↓↓↓

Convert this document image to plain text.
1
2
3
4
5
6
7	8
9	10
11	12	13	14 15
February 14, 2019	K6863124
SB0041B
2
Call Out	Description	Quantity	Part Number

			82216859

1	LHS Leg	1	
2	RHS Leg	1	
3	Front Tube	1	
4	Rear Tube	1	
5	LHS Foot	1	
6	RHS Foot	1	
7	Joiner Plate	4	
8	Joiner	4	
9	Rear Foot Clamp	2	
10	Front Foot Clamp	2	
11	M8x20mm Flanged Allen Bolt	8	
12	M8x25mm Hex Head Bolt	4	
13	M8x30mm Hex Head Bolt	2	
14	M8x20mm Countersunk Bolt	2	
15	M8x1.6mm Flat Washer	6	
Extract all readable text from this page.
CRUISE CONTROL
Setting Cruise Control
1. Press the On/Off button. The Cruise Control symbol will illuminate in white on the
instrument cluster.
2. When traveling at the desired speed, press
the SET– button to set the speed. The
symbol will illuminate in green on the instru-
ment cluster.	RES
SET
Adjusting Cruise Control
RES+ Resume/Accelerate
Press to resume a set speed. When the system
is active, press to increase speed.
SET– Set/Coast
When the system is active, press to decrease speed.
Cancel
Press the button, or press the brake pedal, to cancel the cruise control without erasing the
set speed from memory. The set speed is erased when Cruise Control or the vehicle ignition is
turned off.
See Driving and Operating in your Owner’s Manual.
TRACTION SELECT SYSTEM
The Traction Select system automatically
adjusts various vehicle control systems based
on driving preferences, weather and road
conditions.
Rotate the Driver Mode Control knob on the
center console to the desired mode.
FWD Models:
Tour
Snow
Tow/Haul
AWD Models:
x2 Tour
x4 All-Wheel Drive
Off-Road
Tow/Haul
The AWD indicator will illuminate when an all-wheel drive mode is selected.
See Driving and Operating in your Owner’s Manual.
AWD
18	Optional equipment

↑↑↑

◆ Problem statement ◆
Using the listing above, please repeat every entry exactly.

◆ Correct answer ◆
Convert this document image to plain text.
1
2
3
4
5
6
7	8
9	10
11	12	13	14 15
February 14, 2019	K6863124
SB0041B
2
Call Out	Description	Quantity	Part Number

			82216859

1	LHS Leg	1	
2	RHS Leg	1	
3	Front Tube	1	
4	Rear Tube	1	
5	LHS Foot	1	
6	RHS Foot	1	
7	Joiner Plate	4	
8	Joiner	4	
9	Rear Foot Clamp	2	
10	Front Foot Clamp	2	
11	M8x20mm Flanged Allen Bolt	8	
12	M8x25mm Hex Head Bolt	4	
13	M8x30mm Hex Head Bolt	2	
14	M8x20mm Countersunk Bolt	2	
15	M8x1.6mm Flat Washer	6	
Extract all readable text from this page.
CRUISE CONTROL
Setting Cruise Control
1. Press the On/Off button. The Cruise Control symbol will illuminate in white on the
instrument cluster.
2. When traveling at the desired speed, press
the SET– button to set the speed. The
symbol will illuminate in green on the instru-
ment cluster.	RES
SET
Adjusting Cruise Control
RES+ Resume/Accelerate
Press to resume a set speed. When the system
is active, press to increase speed.
SET– Set/Coast
When the system is active, press to decrease speed.
Cancel
Press the button, or press the brake pedal, to cancel the cruise control without erasing the
set speed from memory. The set speed is erased when Cruise Control or the vehicle ignition is
turned off.
See Driving and Operating in your Owner’s Manual.
TRACTION SELECT SYSTEM
The Traction Select system automatically
adjusts various vehicle control systems based
on driving preferences, weather and road
conditions.
Rotate the Driver Mode Control knob on the
center console to the desired mode.
FWD Models:
Tour
Snow
Tow/Haul
AWD Models:
x2 Tour
x4 All-Wheel Drive
Off-Road
Tow/Haul
The AWD indicator will illuminate when an all-wheel drive mode is selected.
See Driving and Operating in your Owner’s Manual.
AWD
18	Optional equipment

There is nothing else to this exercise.